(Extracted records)
--- --- ---
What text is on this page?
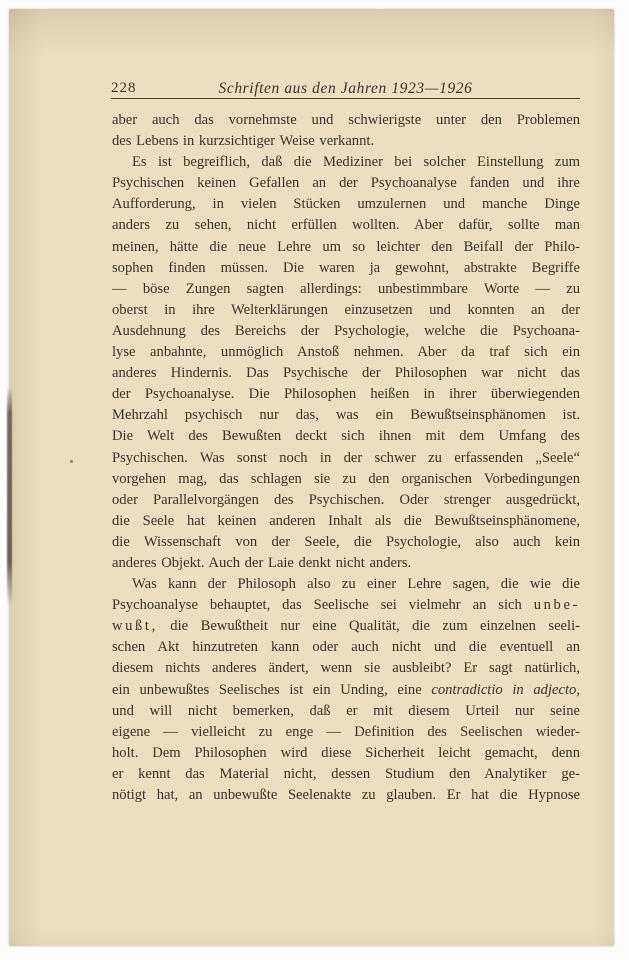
228	Schriften aus den Jahren 1923—1926
aber auch das vornehmste und schwierigste unter den Problemen
des Lebens in kurzsichtiger Weise verkannt.
Es ist begreiflich, daß die Mediziner bei solcher Einstellung zum
Psychischen keinen Gefallen an der Psychoanalyse fanden und ihre
Aufforderung, in vielen Stücken umzulernen und manche Dinge
anders zu sehen, nicht erfüllen wollten. Aber dafür, sollte man
meinen, hätte die neue Lehre um so leichter den Beifall der Philo-
sophen finden müssen. Die waren ja gewohnt, abstrakte Begriffe
— böse Zungen sagten allerdings: unbestimmbare Worte — zu
oberst in ihre Welterklärungen einzusetzen und konnten an der
Ausdehnung des Bereichs der Psychologie, welche die Psychoana-
lyse anbahnte, unmöglich Anstoß nehmen. Aber da traf sich ein
anderes Hindernis. Das Psychische der Philosophen war nicht das
der Psychoanalyse. Die Philosophen heißen in ihrer überwiegenden
Mehrzahl psychisch nur das, was ein Bewußtseinsphänomen ist.
Die Welt des Bewußten deckt sich ihnen mit dem Umfang des
Psychischen. Was sonst noch in der schwer zu erfassenden „Seele“
vorgehen mag, das schlagen sie zu den organischen Vorbedingungen
oder Parallelvorgängen des Psychischen. Oder strenger ausgedrückt,
die Seele hat keinen anderen Inhalt als die Bewußtseinsphänomene,
die Wissenschaft von der Seele, die Psychologie, also auch kein
anderes Objekt. Auch der Laie denkt nicht anders.
Was kann der Philosoph also zu einer Lehre sagen, die wie die
Psychoanalyse behauptet, das Seelische sei vielmehr an sich unbe-
wußt, die Bewußtheit nur eine Qualität, die zum einzelnen seeli-
schen Akt hinzutreten kann oder auch nicht und die eventuell an
diesem nichts anderes ändert, wenn sie ausbleibt? Er sagt natürlich,
ein unbewußtes Seelisches ist ein Unding, eine contradictio in adjecto,
und will nicht bemerken, daß er mit diesem Urteil nur seine
eigene — vielleicht zu enge — Definition des Seelischen wieder-
holt. Dem Philosophen wird diese Sicherheit leicht gemacht, denn
er kennt das Material nicht, dessen Studium den Analytiker ge-
nötigt hat, an unbewußte Seelenakte zu glauben. Er hat die Hypnose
--- --- ---
Your goal
Quote the data above in full, leaving out the pictures it holds.

Exercise output
What text is on this page?
228	Schriften aus den Jahren 1923—1926
aber auch das vornehmste und schwierigste unter den Problemen
des Lebens in kurzsichtiger Weise verkannt.
Es ist begreiflich, daß die Mediziner bei solcher Einstellung zum
Psychischen keinen Gefallen an der Psychoanalyse fanden und ihre
Aufforderung, in vielen Stücken umzulernen und manche Dinge
anders zu sehen, nicht erfüllen wollten. Aber dafür, sollte man
meinen, hätte die neue Lehre um so leichter den Beifall der Philo-
sophen finden müssen. Die waren ja gewohnt, abstrakte Begriffe
— böse Zungen sagten allerdings: unbestimmbare Worte — zu
oberst in ihre Welterklärungen einzusetzen und konnten an der
Ausdehnung des Bereichs der Psychologie, welche die Psychoana-
lyse anbahnte, unmöglich Anstoß nehmen. Aber da traf sich ein
anderes Hindernis. Das Psychische der Philosophen war nicht das
der Psychoanalyse. Die Philosophen heißen in ihrer überwiegenden
Mehrzahl psychisch nur das, was ein Bewußtseinsphänomen ist.
Die Welt des Bewußten deckt sich ihnen mit dem Umfang des
Psychischen. Was sonst noch in der schwer zu erfassenden „Seele“
vorgehen mag, das schlagen sie zu den organischen Vorbedingungen
oder Parallelvorgängen des Psychischen. Oder strenger ausgedrückt,
die Seele hat keinen anderen Inhalt als die Bewußtseinsphänomene,
die Wissenschaft von der Seele, die Psychologie, also auch kein
anderes Objekt. Auch der Laie denkt nicht anders.
Was kann der Philosoph also zu einer Lehre sagen, die wie die
Psychoanalyse behauptet, das Seelische sei vielmehr an sich unbe-
wußt, die Bewußtheit nur eine Qualität, die zum einzelnen seeli-
schen Akt hinzutreten kann oder auch nicht und die eventuell an
diesem nichts anderes ändert, wenn sie ausbleibt? Er sagt natürlich,
ein unbewußtes Seelisches ist ein Unding, eine contradictio in adjecto,
und will nicht bemerken, daß er mit diesem Urteil nur seine
eigene — vielleicht zu enge — Definition des Seelischen wieder-
holt. Dem Philosophen wird diese Sicherheit leicht gemacht, denn
er kennt das Material nicht, dessen Studium den Analytiker ge-
nötigt hat, an unbewußte Seelenakte zu glauben. Er hat die Hypnose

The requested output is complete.